(Stored entries)
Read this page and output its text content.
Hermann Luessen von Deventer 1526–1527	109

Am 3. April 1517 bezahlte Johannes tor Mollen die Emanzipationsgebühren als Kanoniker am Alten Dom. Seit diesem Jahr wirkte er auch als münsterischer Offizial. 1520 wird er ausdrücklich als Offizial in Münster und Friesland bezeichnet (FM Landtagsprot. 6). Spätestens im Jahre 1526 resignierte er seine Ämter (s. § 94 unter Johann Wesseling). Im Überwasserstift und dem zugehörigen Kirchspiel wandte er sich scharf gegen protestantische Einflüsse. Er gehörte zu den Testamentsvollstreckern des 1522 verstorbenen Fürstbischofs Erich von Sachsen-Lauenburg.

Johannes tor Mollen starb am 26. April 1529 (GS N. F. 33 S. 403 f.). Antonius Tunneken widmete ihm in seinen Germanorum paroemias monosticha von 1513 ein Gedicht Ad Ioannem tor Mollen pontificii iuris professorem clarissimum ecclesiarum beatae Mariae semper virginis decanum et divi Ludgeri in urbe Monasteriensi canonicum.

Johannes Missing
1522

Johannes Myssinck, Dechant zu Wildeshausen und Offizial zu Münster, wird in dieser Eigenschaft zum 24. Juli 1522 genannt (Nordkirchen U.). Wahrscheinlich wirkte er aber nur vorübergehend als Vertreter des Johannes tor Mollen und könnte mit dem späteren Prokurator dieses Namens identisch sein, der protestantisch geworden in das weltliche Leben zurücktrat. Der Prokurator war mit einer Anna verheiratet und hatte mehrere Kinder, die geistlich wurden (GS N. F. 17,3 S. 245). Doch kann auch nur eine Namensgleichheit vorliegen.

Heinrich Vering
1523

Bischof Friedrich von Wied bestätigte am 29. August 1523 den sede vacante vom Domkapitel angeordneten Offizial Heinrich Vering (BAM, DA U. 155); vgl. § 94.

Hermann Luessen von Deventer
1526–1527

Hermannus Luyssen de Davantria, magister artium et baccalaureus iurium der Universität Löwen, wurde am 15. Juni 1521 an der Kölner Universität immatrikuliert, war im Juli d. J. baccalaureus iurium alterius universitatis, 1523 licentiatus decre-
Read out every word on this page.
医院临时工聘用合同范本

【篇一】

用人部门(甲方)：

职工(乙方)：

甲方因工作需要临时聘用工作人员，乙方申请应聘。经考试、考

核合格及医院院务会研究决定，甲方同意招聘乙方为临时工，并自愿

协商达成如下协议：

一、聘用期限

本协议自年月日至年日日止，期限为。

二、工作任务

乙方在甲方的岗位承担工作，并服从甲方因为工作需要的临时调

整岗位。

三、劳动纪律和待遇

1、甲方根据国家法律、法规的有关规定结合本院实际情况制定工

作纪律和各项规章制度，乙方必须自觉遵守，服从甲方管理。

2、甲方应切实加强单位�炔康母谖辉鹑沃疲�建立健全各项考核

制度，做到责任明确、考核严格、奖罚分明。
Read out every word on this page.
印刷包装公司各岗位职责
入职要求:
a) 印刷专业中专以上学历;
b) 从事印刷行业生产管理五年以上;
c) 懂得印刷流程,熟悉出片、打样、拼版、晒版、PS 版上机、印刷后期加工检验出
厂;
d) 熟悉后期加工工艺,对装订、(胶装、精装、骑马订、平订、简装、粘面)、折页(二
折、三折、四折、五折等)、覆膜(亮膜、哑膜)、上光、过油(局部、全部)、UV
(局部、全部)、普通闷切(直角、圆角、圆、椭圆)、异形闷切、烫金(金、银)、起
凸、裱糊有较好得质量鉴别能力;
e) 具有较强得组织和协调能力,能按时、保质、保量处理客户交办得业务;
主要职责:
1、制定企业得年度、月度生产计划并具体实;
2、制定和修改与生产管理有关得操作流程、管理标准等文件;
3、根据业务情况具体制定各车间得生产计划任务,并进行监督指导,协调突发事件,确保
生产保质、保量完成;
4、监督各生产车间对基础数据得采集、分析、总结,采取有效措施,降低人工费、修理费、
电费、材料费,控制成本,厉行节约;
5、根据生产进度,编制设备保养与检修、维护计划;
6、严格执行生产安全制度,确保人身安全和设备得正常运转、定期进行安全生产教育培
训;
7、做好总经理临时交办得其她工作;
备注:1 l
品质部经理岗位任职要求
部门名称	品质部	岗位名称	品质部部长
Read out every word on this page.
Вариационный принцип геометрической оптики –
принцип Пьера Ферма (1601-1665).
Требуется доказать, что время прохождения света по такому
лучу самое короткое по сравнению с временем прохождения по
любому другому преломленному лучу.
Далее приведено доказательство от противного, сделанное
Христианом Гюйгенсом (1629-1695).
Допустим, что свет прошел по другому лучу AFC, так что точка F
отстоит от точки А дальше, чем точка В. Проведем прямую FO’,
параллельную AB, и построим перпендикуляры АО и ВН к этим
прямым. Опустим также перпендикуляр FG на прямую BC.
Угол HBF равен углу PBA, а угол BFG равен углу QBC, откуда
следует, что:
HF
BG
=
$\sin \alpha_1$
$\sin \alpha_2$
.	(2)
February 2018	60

(What the exercise asks):
Say, as a single number and nothing more, how many lines of the entries contain the word "прямую".

(Correct result):
2